begin

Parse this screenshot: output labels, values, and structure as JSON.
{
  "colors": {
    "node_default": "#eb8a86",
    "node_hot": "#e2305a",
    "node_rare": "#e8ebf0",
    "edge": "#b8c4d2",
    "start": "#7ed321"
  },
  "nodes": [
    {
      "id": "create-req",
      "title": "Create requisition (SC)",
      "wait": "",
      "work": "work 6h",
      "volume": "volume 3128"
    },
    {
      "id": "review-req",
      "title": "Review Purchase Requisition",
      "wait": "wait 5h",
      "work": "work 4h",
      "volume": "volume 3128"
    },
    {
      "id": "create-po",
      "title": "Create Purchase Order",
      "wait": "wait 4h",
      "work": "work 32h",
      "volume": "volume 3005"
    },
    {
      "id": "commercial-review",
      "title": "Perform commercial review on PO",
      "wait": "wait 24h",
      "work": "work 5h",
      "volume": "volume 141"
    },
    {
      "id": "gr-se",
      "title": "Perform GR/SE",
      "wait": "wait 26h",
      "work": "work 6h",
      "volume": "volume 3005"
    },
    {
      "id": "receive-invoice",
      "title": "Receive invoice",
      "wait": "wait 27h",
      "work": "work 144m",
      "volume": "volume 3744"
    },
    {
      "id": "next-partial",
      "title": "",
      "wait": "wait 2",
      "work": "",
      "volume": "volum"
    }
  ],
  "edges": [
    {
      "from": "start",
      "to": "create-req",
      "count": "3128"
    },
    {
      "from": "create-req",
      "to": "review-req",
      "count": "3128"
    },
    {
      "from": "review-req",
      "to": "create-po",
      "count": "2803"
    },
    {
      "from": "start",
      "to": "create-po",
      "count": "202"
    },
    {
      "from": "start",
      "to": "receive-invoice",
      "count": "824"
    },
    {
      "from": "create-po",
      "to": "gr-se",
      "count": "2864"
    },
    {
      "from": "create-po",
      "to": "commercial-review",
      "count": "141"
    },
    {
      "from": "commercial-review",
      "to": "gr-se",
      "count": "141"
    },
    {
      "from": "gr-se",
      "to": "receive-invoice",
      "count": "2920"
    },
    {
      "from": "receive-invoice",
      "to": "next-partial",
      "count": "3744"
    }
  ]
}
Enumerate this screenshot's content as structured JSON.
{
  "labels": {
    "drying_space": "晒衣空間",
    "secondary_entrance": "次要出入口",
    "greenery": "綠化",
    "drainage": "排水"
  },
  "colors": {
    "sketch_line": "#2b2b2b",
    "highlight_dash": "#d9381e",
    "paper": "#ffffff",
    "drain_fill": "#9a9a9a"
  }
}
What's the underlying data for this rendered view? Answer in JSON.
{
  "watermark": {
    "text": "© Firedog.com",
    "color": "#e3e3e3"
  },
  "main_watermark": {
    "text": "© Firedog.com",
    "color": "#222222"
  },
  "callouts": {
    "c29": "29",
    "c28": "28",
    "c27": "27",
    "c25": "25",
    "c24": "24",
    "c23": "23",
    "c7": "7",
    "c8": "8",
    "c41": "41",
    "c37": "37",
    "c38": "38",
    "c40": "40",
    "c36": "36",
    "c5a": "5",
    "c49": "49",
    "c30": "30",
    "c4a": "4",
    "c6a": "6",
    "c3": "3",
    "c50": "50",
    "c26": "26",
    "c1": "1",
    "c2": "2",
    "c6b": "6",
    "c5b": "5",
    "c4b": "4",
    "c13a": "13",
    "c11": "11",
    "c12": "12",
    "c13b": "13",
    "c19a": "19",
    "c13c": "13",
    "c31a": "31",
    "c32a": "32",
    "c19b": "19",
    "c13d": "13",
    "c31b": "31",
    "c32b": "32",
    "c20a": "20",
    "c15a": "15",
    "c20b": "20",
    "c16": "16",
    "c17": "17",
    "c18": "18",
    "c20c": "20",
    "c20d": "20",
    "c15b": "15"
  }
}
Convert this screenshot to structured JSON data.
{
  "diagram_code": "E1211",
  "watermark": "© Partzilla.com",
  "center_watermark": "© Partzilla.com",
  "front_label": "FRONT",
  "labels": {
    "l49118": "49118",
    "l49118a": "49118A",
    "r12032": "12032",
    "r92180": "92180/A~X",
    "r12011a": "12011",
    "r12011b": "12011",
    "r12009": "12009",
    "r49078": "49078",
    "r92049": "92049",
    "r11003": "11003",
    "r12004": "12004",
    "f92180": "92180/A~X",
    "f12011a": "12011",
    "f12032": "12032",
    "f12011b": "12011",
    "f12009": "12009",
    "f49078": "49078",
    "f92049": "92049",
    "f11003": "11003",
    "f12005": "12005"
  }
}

end

* **AIM**:
Exactly as written above, please repeat the entries.

* **RESPONSE**:
Parse this screenshot: output labels, values, and structure as JSON.
{
  "colors": {
    "node_default": "#eb8a86",
    "node_hot": "#e2305a",
    "node_rare": "#e8ebf0",
    "edge": "#b8c4d2",
    "start": "#7ed321"
  },
  "nodes": [
    {
      "id": "create-req",
      "title": "Create requisition (SC)",
      "wait": "",
      "work": "work 6h",
      "volume": "volume 3128"
    },
    {
      "id": "review-req",
      "title": "Review Purchase Requisition",
      "wait": "wait 5h",
      "work": "work 4h",
      "volume": "volume 3128"
    },
    {
      "id": "create-po",
      "title": "Create Purchase Order",
      "wait": "wait 4h",
      "work": "work 32h",
      "volume": "volume 3005"
    },
    {
      "id": "commercial-review",
      "title": "Perform commercial review on PO",
      "wait": "wait 24h",
      "work": "work 5h",
      "volume": "volume 141"
    },
    {
      "id": "gr-se",
      "title": "Perform GR/SE",
      "wait": "wait 26h",
      "work": "work 6h",
      "volume": "volume 3005"
    },
    {
      "id": "receive-invoice",
      "title": "Receive invoice",
      "wait": "wait 27h",
      "work": "work 144m",
      "volume": "volume 3744"
    },
    {
      "id": "next-partial",
      "title": "",
      "wait": "wait 2",
      "work": "",
      "volume": "volum"
    }
  ],
  "edges": [
    {
      "from": "start",
      "to": "create-req",
      "count": "3128"
    },
    {
      "from": "create-req",
      "to": "review-req",
      "count": "3128"
    },
    {
      "from": "review-req",
      "to": "create-po",
      "count": "2803"
    },
    {
      "from": "start",
      "to": "create-po",
      "count": "202"
    },
    {
      "from": "start",
      "to": "receive-invoice",
      "count": "824"
    },
    {
      "from": "create-po",
      "to": "gr-se",
      "count": "2864"
    },
    {
      "from": "create-po",
      "to": "commercial-review",
      "count": "141"
    },
    {
      "from": "commercial-review",
      "to": "gr-se",
      "count": "141"
    },
    {
      "from": "gr-se",
      "to": "receive-invoice",
      "count": "2920"
    },
    {
      "from": "receive-invoice",
      "to": "next-partial",
      "count": "3744"
    }
  ]
}
Enumerate this screenshot's content as structured JSON.
{
  "labels": {
    "drying_space": "晒衣空間",
    "secondary_entrance": "次要出入口",
    "greenery": "綠化",
    "drainage": "排水"
  },
  "colors": {
    "sketch_line": "#2b2b2b",
    "highlight_dash": "#d9381e",
    "paper": "#ffffff",
    "drain_fill": "#9a9a9a"
  }
}
What's the underlying data for this rendered view? Answer in JSON.
{
  "watermark": {
    "text": "© Firedog.com",
    "color": "#e3e3e3"
  },
  "main_watermark": {
    "text": "© Firedog.com",
    "color": "#222222"
  },
  "callouts": {
    "c29": "29",
    "c28": "28",
    "c27": "27",
    "c25": "25",
    "c24": "24",
    "c23": "23",
    "c7": "7",
    "c8": "8",
    "c41": "41",
    "c37": "37",
    "c38": "38",
    "c40": "40",
    "c36": "36",
    "c5a": "5",
    "c49": "49",
    "c30": "30",
    "c4a": "4",
    "c6a": "6",
    "c3": "3",
    "c50": "50",
    "c26": "26",
    "c1": "1",
    "c2": "2",
    "c6b": "6",
    "c5b": "5",
    "c4b": "4",
    "c13a": "13",
    "c11": "11",
    "c12": "12",
    "c13b": "13",
    "c19a": "19",
    "c13c": "13",
    "c31a": "31",
    "c32a": "32",
    "c19b": "19",
    "c13d": "13",
    "c31b": "31",
    "c32b": "32",
    "c20a": "20",
    "c15a": "15",
    "c20b": "20",
    "c16": "16",
    "c17": "17",
    "c18": "18",
    "c20c": "20",
    "c20d": "20",
    "c15b": "15"
  }
}
Convert this screenshot to structured JSON data.
{
  "diagram_code": "E1211",
  "watermark": "© Partzilla.com",
  "center_watermark": "© Partzilla.com",
  "front_label": "FRONT",
  "labels": {
    "l49118": "49118",
    "l49118a": "49118A",
    "r12032": "12032",
    "r92180": "92180/A~X",
    "r12011a": "12011",
    "r12011b": "12011",
    "r12009": "12009",
    "r49078": "49078",
    "r92049": "92049",
    "r11003": "11003",
    "r12004": "12004",
    "f92180": "92180/A~X",
    "f12011a": "12011",
    "f12032": "12032",
    "f12011b": "12011",
    "f12009": "12009",
    "f49078": "49078",
    "f92049": "92049",
    "f11003": "11003",
    "f12005": "12005"
  }
}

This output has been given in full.